Exercise :: Copy each line that contains the word "anime".

Information shown ::
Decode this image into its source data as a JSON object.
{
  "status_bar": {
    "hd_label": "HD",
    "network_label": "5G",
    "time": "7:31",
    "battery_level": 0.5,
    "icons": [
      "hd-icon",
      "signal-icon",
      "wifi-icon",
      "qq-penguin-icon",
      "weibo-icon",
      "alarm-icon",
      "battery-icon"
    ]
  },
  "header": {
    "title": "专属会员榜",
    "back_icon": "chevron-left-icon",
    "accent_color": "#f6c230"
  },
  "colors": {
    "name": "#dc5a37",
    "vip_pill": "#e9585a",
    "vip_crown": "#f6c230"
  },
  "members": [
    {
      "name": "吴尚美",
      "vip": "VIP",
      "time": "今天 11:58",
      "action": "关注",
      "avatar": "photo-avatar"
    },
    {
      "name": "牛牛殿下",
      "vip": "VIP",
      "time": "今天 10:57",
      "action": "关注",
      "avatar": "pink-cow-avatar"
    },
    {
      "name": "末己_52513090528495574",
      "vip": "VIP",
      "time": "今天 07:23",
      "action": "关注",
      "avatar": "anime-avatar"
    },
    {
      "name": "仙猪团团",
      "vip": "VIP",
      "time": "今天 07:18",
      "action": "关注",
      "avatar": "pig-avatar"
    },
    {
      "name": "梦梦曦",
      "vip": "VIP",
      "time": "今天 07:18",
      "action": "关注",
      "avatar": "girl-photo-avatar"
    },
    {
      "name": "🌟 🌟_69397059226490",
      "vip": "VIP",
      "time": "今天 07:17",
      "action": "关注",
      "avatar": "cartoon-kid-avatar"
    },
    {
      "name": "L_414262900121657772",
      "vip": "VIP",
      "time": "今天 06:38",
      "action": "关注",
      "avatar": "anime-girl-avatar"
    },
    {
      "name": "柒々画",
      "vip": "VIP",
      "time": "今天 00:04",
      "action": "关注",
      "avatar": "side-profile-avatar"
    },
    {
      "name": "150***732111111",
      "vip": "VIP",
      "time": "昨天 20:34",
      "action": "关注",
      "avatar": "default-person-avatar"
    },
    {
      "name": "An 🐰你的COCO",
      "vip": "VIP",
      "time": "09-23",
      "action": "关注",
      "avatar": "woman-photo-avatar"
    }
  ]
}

Finished task ::
      "avatar": "anime-avatar"
      "avatar": "anime-girl-avatar"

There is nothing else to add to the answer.